Written task: Give an exact transcription of every line, dropping the images.

====== Data in this exercise ======

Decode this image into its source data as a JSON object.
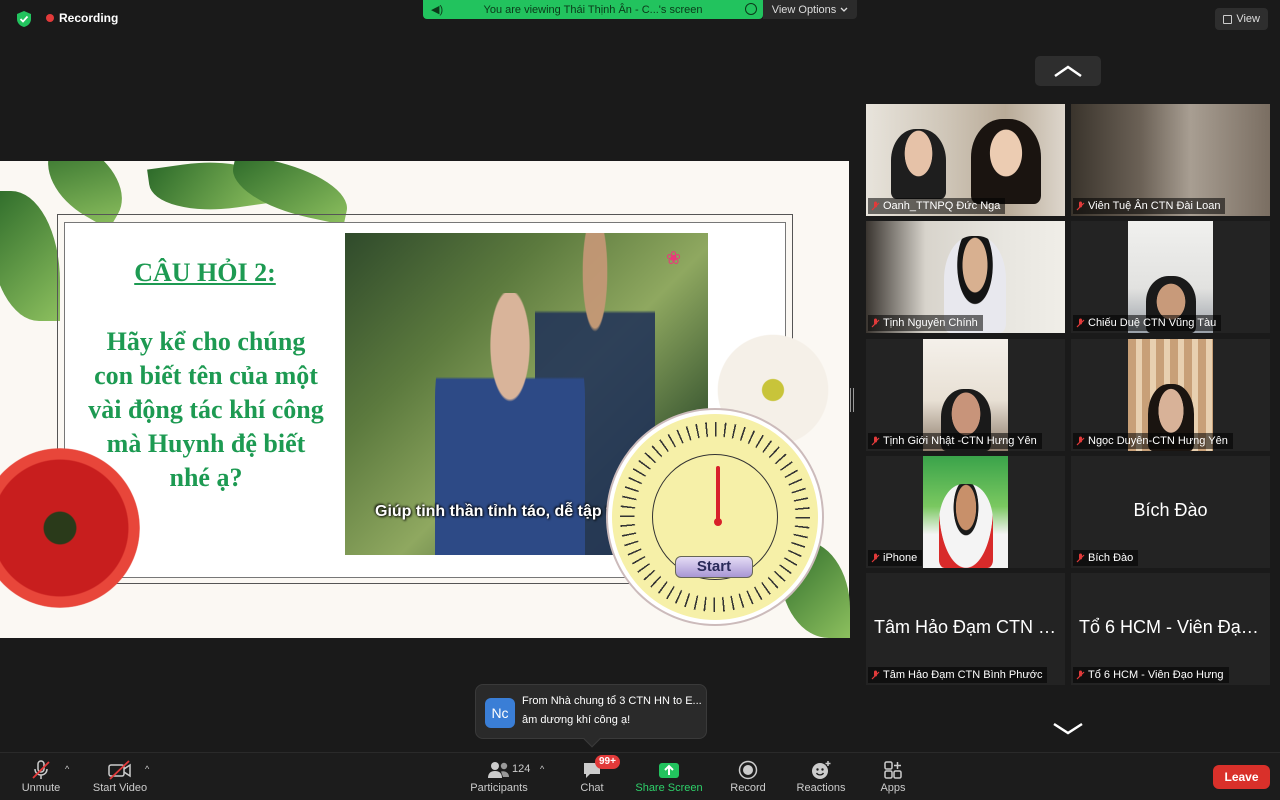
{
  "top": {
    "recording_label": "Recording",
    "viewing_banner": "You are viewing Thái Thịnh Ân - C...'s screen",
    "view_options_label": "View Options",
    "view_label": "View"
  },
  "slide": {
    "question_title": "CÂU HỎI 2:",
    "question_lines": [
      "Hãy kể cho chúng",
      "con biết tên của một",
      "vài động tác khí công",
      "mà Huynh đệ biết",
      "nhé ạ?"
    ],
    "video_subtitle": "Giúp tinh thần tỉnh táo, dễ tập trung, b",
    "start_button_label": "Start"
  },
  "gallery": {
    "tiles": [
      {
        "name": "Oanh_TTNPQ Đức Nga"
      },
      {
        "name": "Viên Tuệ Ân CTN Đài Loan"
      },
      {
        "name": "Tịnh Nguyên Chính"
      },
      {
        "name": "Chiếu Duệ CTN Vũng Tàu"
      },
      {
        "name": "Tịnh Giới Nhật -CTN Hưng Yên"
      },
      {
        "name": "Ngọc Duyên-CTN Hưng Yên"
      },
      {
        "name": "iPhone"
      },
      {
        "name": "Bích Đào",
        "display": "Bích Đào"
      },
      {
        "name": "Tâm Hảo Đạm CTN Bình Phước",
        "display": "Tâm Hảo Đạm CTN Bì..."
      },
      {
        "name": "Tổ 6 HCM - Viên Đạo Hưng",
        "display": "Tổ 6 HCM - Viên Đạo..."
      }
    ]
  },
  "chat_toast": {
    "avatar_initials": "Nc",
    "line1": "From Nhà chung tổ 3 CTN HN to E...",
    "line2": "âm dương khí công ạ!"
  },
  "toolbar": {
    "unmute_label": "Unmute",
    "start_video_label": "Start Video",
    "participants_label": "Participants",
    "participants_count": "124",
    "chat_label": "Chat",
    "chat_badge": "99+",
    "share_screen_label": "Share Screen",
    "record_label": "Record",
    "reactions_label": "Reactions",
    "apps_label": "Apps",
    "leave_label": "Leave"
  },
  "colors": {
    "share_green": "#22c35e",
    "question_green": "#1d9a52",
    "leave_red": "#d9302a",
    "badge_red": "#e23a3a"
  }
}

======

Result of the exercise:
Decode this image into its source data as a JSON object.
{
  "top": {
    "recording_label": "Recording",
    "viewing_banner": "You are viewing Thái Thịnh Ân - C...'s screen",
    "view_options_label": "View Options",
    "view_label": "View"
  },
  "slide": {
    "question_title": "CÂU HỎI 2:",
    "question_lines": [
      "Hãy kể cho chúng",
      "con biết tên của một",
      "vài động tác khí công",
      "mà Huynh đệ biết",
      "nhé ạ?"
    ],
    "video_subtitle": "Giúp tinh thần tỉnh táo, dễ tập trung, b",
    "start_button_label": "Start"
  },
  "gallery": {
    "tiles": [
      {
        "name": "Oanh_TTNPQ Đức Nga"
      },
      {
        "name": "Viên Tuệ Ân CTN Đài Loan"
      },
      {
        "name": "Tịnh Nguyên Chính"
      },
      {
        "name": "Chiếu Duệ CTN Vũng Tàu"
      },
      {
        "name": "Tịnh Giới Nhật -CTN Hưng Yên"
      },
      {
        "name": "Ngọc Duyên-CTN Hưng Yên"
      },
      {
        "name": "iPhone"
      },
      {
        "name": "Bích Đào",
        "display": "Bích Đào"
      },
      {
        "name": "Tâm Hảo Đạm CTN Bình Phước",
        "display": "Tâm Hảo Đạm CTN Bì..."
      },
      {
        "name": "Tổ 6 HCM - Viên Đạo Hưng",
        "display": "Tổ 6 HCM - Viên Đạo..."
      }
    ]
  },
  "chat_toast": {
    "avatar_initials": "Nc",
    "line1": "From Nhà chung tổ 3 CTN HN to E...",
    "line2": "âm dương khí công ạ!"
  },
  "toolbar": {
    "unmute_label": "Unmute",
    "start_video_label": "Start Video",
    "participants_label": "Participants",
    "participants_count": "124",
    "chat_label": "Chat",
    "chat_badge": "99+",
    "share_screen_label": "Share Screen",
    "record_label": "Record",
    "reactions_label": "Reactions",
    "apps_label": "Apps",
    "leave_label": "Leave"
  },
  "colors": {
    "share_green": "#22c35e",
    "question_green": "#1d9a52",
    "leave_red": "#d9302a",
    "badge_red": "#e23a3a"
  }
}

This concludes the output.